Quote every line below exactly and skip any picture.

>> Start

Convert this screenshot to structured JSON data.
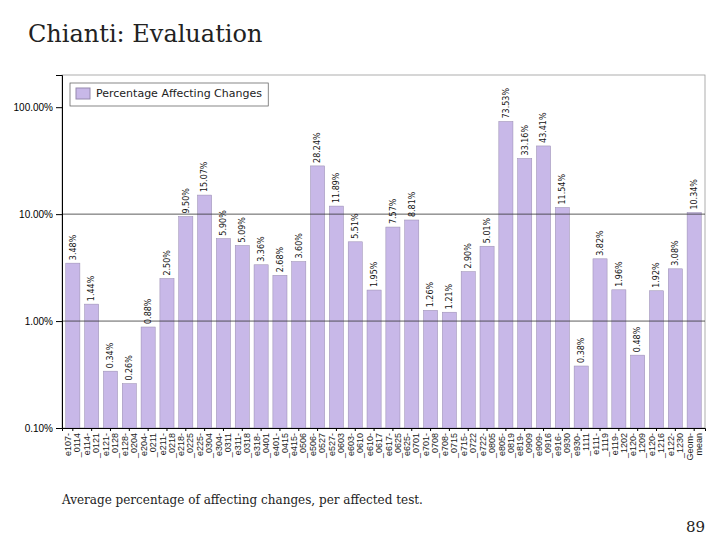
{
  "chart_data": {
    "type": "bar",
    "title": "Chianti:  Evaluation",
    "subtitle": "Average percentage of affecting changes, per affected test.",
    "page_number": "89",
    "categories": [
      "e107-\n_0114",
      "e114-\n_0121",
      "e121-\n_0128",
      "e128-\n_0204",
      "e204-\n_0211",
      "e211-\n_0218",
      "e218-\n_0225",
      "e225-\n_0304",
      "e304-\n_0311",
      "e311-\n_0318",
      "e318-\n_0401",
      "e401-\n_0415",
      "e415-\n_0506",
      "e506-\n_0527",
      "e527-\n_0603",
      "e603-\n_0610",
      "e610-\n_0617",
      "e617-\n_0625",
      "e625-\n_0701",
      "e701-\n_0708",
      "e708-\n_0715",
      "e715-\n_0722",
      "e722-\n_0805",
      "e805-\n_0819",
      "e819-\n_0909",
      "e909-\n_0916",
      "e916-\n_0930",
      "e930-\n_1111",
      "e111-\n_1119",
      "e119-\n_1202",
      "e120-\n_1209",
      "e120-\n_1216",
      "e122-\n_1230",
      "Geom-\nmean"
    ],
    "series": [
      {
        "name": "Percentage Affecting Changes",
        "color": "#c8b8e8",
        "values": [
          3.48,
          1.44,
          0.34,
          0.26,
          0.88,
          2.5,
          9.5,
          15.07,
          5.9,
          5.09,
          3.36,
          2.68,
          3.6,
          28.24,
          11.89,
          5.51,
          1.95,
          7.57,
          8.81,
          1.26,
          1.21,
          2.9,
          5.01,
          73.53,
          33.16,
          43.41,
          11.54,
          0.38,
          3.82,
          1.96,
          0.48,
          1.92,
          3.08,
          10.34
        ],
        "value_labels": [
          "3.48%",
          "1.44%",
          "0.34%",
          "0.26%",
          "0.88%",
          "2.50%",
          "9.50%",
          "15.07%",
          "5.90%",
          "5.09%",
          "3.36%",
          "2.68%",
          "3.60%",
          "28.24%",
          "11.89%",
          "5.51%",
          "1.95%",
          "7.57%",
          "8.81%",
          "1.26%",
          "1.21%",
          "2.90%",
          "5.01%",
          "73.53%",
          "33.16%",
          "43.41%",
          "11.54%",
          "0.38%",
          "3.82%",
          "1.96%",
          "0.48%",
          "1.92%",
          "3.08%",
          "10.34%"
        ]
      }
    ],
    "log": "y",
    "ylim": [
      0.1,
      200.0
    ],
    "yticks": [
      {
        "value": 0.1,
        "label": "0.10%"
      },
      {
        "value": 1.0,
        "label": "1.00%"
      },
      {
        "value": 10.0,
        "label": "10.00%"
      },
      {
        "value": 100.0,
        "label": "100.00%"
      }
    ],
    "hlines": [
      1.0,
      10.0
    ],
    "data_labels": true,
    "legend": "top-left",
    "grid": false
  }
}
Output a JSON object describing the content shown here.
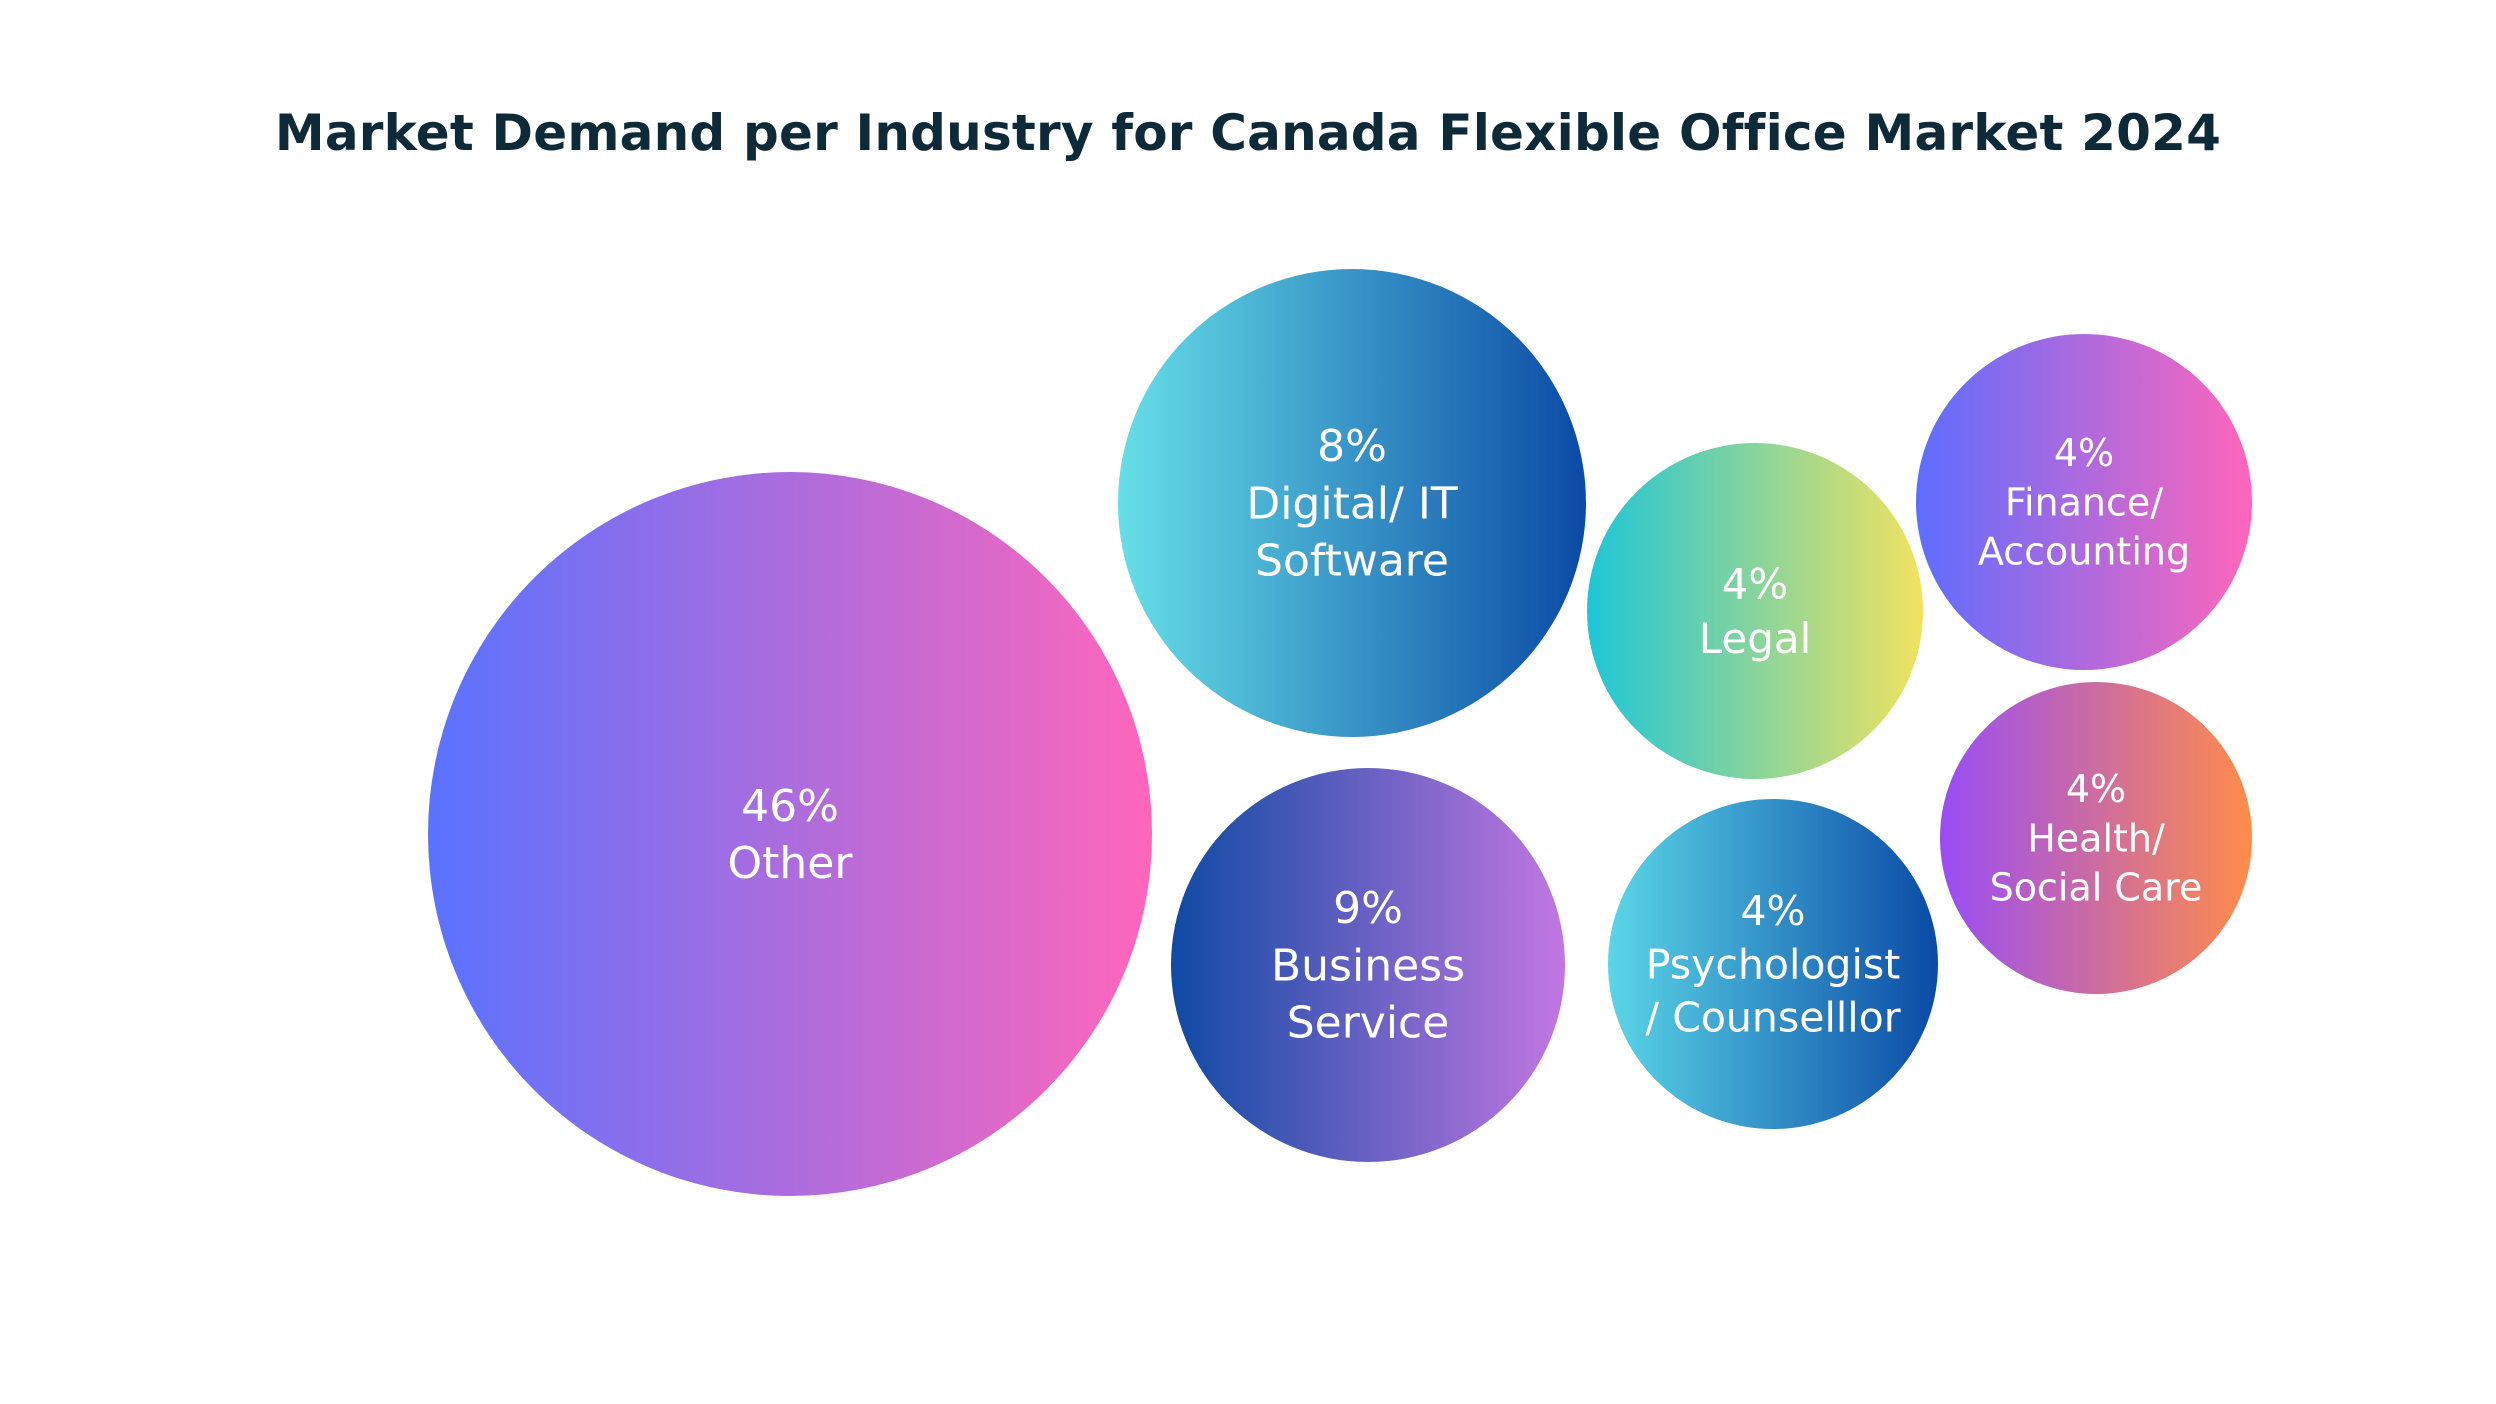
{
  "chart_data": {
    "type": "bubble",
    "title": "Market Demand per Industry for Canada Flexible Office Market 2024",
    "unit": "%",
    "items": [
      {
        "label": "Other",
        "label_lines": [
          "Other"
        ],
        "value": 46,
        "value_label": "46%",
        "gradient": [
          "#5a72ff",
          "#ff66bb"
        ],
        "direction": "horizontal"
      },
      {
        "label": "Digital/ IT Software",
        "label_lines": [
          "Digital/ IT",
          "Software"
        ],
        "value": 8,
        "value_label": "8%",
        "gradient": [
          "#66dfe8",
          "#0b4aa6"
        ],
        "direction": "horizontal"
      },
      {
        "label": "Business Service",
        "label_lines": [
          "Business",
          "Service"
        ],
        "value": 9,
        "value_label": "9%",
        "gradient": [
          "#0f4aa4",
          "#c277e2"
        ],
        "direction": "horizontal"
      },
      {
        "label": "Legal",
        "label_lines": [
          "Legal"
        ],
        "value": 4,
        "value_label": "4%",
        "gradient": [
          "#1ec6d8",
          "#f2e260"
        ],
        "direction": "horizontal"
      },
      {
        "label": "Psychologist / Counselllor",
        "label_lines": [
          "Psychologist",
          "/ Counselllor"
        ],
        "value": 4,
        "value_label": "4%",
        "gradient": [
          "#5ad6e8",
          "#0b4aa6"
        ],
        "direction": "horizontal"
      },
      {
        "label": "Finance/ Accounting",
        "label_lines": [
          "Finance/",
          "Accounting"
        ],
        "value": 4,
        "value_label": "4%",
        "gradient": [
          "#5e6dff",
          "#ff66bb"
        ],
        "direction": "horizontal"
      },
      {
        "label": "Health/ Social Care",
        "label_lines": [
          "Health/",
          "Social Care"
        ],
        "value": 4,
        "value_label": "4%",
        "gradient": [
          "#9a4cf6",
          "#ff8c4a"
        ],
        "direction": "horizontal"
      }
    ]
  }
}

>> End

[Task solution]
Convert this screenshot to structured JSON data.
{
  "chart_data": {
    "type": "bar",
    "title": "Chianti:  Evaluation",
    "subtitle": "Average percentage of affecting changes, per affected test.",
    "page_number": "89",
    "categories": [
      "e107-\n_0114",
      "e114-\n_0121",
      "e121-\n_0128",
      "e128-\n_0204",
      "e204-\n_0211",
      "e211-\n_0218",
      "e218-\n_0225",
      "e225-\n_0304",
      "e304-\n_0311",
      "e311-\n_0318",
      "e318-\n_0401",
      "e401-\n_0415",
      "e415-\n_0506",
      "e506-\n_0527",
      "e527-\n_0603",
      "e603-\n_0610",
      "e610-\n_0617",
      "e617-\n_0625",
      "e625-\n_0701",
      "e701-\n_0708",
      "e708-\n_0715",
      "e715-\n_0722",
      "e722-\n_0805",
      "e805-\n_0819",
      "e819-\n_0909",
      "e909-\n_0916",
      "e916-\n_0930",
      "e930-\n_1111",
      "e111-\n_1119",
      "e119-\n_1202",
      "e120-\n_1209",
      "e120-\n_1216",
      "e122-\n_1230",
      "Geom-\nmean"
    ],
    "series": [
      {
        "name": "Percentage Affecting Changes",
        "color": "#c8b8e8",
        "values": [
          3.48,
          1.44,
          0.34,
          0.26,
          0.88,
          2.5,
          9.5,
          15.07,
          5.9,
          5.09,
          3.36,
          2.68,
          3.6,
          28.24,
          11.89,
          5.51,
          1.95,
          7.57,
          8.81,
          1.26,
          1.21,
          2.9,
          5.01,
          73.53,
          33.16,
          43.41,
          11.54,
          0.38,
          3.82,
          1.96,
          0.48,
          1.92,
          3.08,
          10.34
        ],
        "value_labels": [
          "3.48%",
          "1.44%",
          "0.34%",
          "0.26%",
          "0.88%",
          "2.50%",
          "9.50%",
          "15.07%",
          "5.90%",
          "5.09%",
          "3.36%",
          "2.68%",
          "3.60%",
          "28.24%",
          "11.89%",
          "5.51%",
          "1.95%",
          "7.57%",
          "8.81%",
          "1.26%",
          "1.21%",
          "2.90%",
          "5.01%",
          "73.53%",
          "33.16%",
          "43.41%",
          "11.54%",
          "0.38%",
          "3.82%",
          "1.96%",
          "0.48%",
          "1.92%",
          "3.08%",
          "10.34%"
        ]
      }
    ],
    "log": "y",
    "ylim": [
      0.1,
      200.0
    ],
    "yticks": [
      {
        "value": 0.1,
        "label": "0.10%"
      },
      {
        "value": 1.0,
        "label": "1.00%"
      },
      {
        "value": 10.0,
        "label": "10.00%"
      },
      {
        "value": 100.0,
        "label": "100.00%"
      }
    ],
    "hlines": [
      1.0,
      10.0
    ],
    "data_labels": true,
    "legend": "top-left",
    "grid": false
  }
}
Output a JSON object describing the content shown here.
{
  "chart_data": {
    "type": "bubble",
    "title": "Market Demand per Industry for Canada Flexible Office Market 2024",
    "unit": "%",
    "items": [
      {
        "label": "Other",
        "label_lines": [
          "Other"
        ],
        "value": 46,
        "value_label": "46%",
        "gradient": [
          "#5a72ff",
          "#ff66bb"
        ],
        "direction": "horizontal"
      },
      {
        "label": "Digital/ IT Software",
        "label_lines": [
          "Digital/ IT",
          "Software"
        ],
        "value": 8,
        "value_label": "8%",
        "gradient": [
          "#66dfe8",
          "#0b4aa6"
        ],
        "direction": "horizontal"
      },
      {
        "label": "Business Service",
        "label_lines": [
          "Business",
          "Service"
        ],
        "value": 9,
        "value_label": "9%",
        "gradient": [
          "#0f4aa4",
          "#c277e2"
        ],
        "direction": "horizontal"
      },
      {
        "label": "Legal",
        "label_lines": [
          "Legal"
        ],
        "value": 4,
        "value_label": "4%",
        "gradient": [
          "#1ec6d8",
          "#f2e260"
        ],
        "direction": "horizontal"
      },
      {
        "label": "Psychologist / Counselllor",
        "label_lines": [
          "Psychologist",
          "/ Counselllor"
        ],
        "value": 4,
        "value_label": "4%",
        "gradient": [
          "#5ad6e8",
          "#0b4aa6"
        ],
        "direction": "horizontal"
      },
      {
        "label": "Finance/ Accounting",
        "label_lines": [
          "Finance/",
          "Accounting"
        ],
        "value": 4,
        "value_label": "4%",
        "gradient": [
          "#5e6dff",
          "#ff66bb"
        ],
        "direction": "horizontal"
      },
      {
        "label": "Health/ Social Care",
        "label_lines": [
          "Health/",
          "Social Care"
        ],
        "value": 4,
        "value_label": "4%",
        "gradient": [
          "#9a4cf6",
          "#ff8c4a"
        ],
        "direction": "horizontal"
      }
    ]
  }
}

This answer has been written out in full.